* Goal:
Find every line in the records below that contains the string "series", and copy each of those lines in full.

Items from a dataset
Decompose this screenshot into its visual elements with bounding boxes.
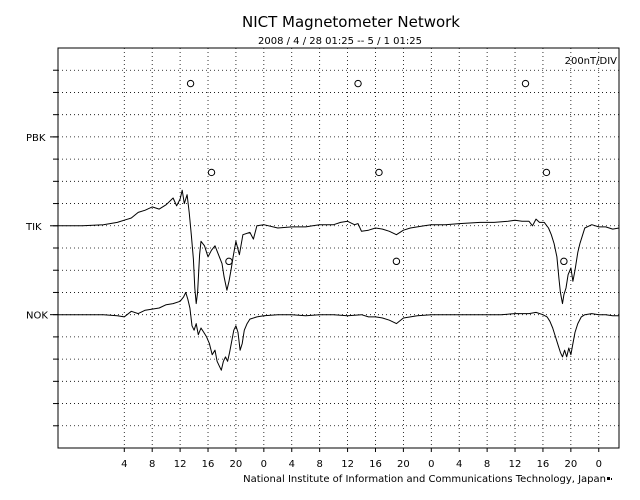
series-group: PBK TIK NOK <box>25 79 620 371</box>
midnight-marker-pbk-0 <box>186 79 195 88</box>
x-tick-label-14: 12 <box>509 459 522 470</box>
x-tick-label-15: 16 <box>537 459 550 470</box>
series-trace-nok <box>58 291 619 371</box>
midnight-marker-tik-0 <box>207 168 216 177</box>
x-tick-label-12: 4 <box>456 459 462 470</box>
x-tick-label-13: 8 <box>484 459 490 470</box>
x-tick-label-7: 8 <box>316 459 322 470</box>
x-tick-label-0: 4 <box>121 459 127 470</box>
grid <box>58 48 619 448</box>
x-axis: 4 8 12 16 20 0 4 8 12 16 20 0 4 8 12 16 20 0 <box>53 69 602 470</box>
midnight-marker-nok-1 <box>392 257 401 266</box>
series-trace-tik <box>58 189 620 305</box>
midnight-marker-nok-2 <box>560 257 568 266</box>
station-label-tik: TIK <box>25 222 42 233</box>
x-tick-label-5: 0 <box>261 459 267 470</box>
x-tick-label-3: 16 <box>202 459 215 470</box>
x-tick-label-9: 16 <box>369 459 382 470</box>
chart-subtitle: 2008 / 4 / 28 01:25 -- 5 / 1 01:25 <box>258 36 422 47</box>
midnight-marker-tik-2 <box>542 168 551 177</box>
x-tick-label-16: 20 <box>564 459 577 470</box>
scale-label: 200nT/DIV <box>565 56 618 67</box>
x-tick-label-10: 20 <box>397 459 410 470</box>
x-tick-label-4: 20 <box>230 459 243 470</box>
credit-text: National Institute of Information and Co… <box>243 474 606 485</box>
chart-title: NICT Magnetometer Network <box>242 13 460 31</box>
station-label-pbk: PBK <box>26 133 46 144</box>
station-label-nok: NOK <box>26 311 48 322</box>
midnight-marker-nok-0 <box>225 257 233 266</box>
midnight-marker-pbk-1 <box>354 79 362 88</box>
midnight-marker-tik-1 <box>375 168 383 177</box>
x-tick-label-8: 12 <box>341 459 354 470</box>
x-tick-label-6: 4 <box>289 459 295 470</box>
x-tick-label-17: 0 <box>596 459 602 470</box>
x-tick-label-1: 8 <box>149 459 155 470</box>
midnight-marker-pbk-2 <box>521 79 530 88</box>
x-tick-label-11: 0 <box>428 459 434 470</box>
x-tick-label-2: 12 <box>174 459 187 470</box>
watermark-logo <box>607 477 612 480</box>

* The result:
series-group: PBK TIK NOK <box>25 79 620 371</box>
series-trace-nok <box>58 291 619 371</box>
series-trace-tik <box>58 189 620 305</box>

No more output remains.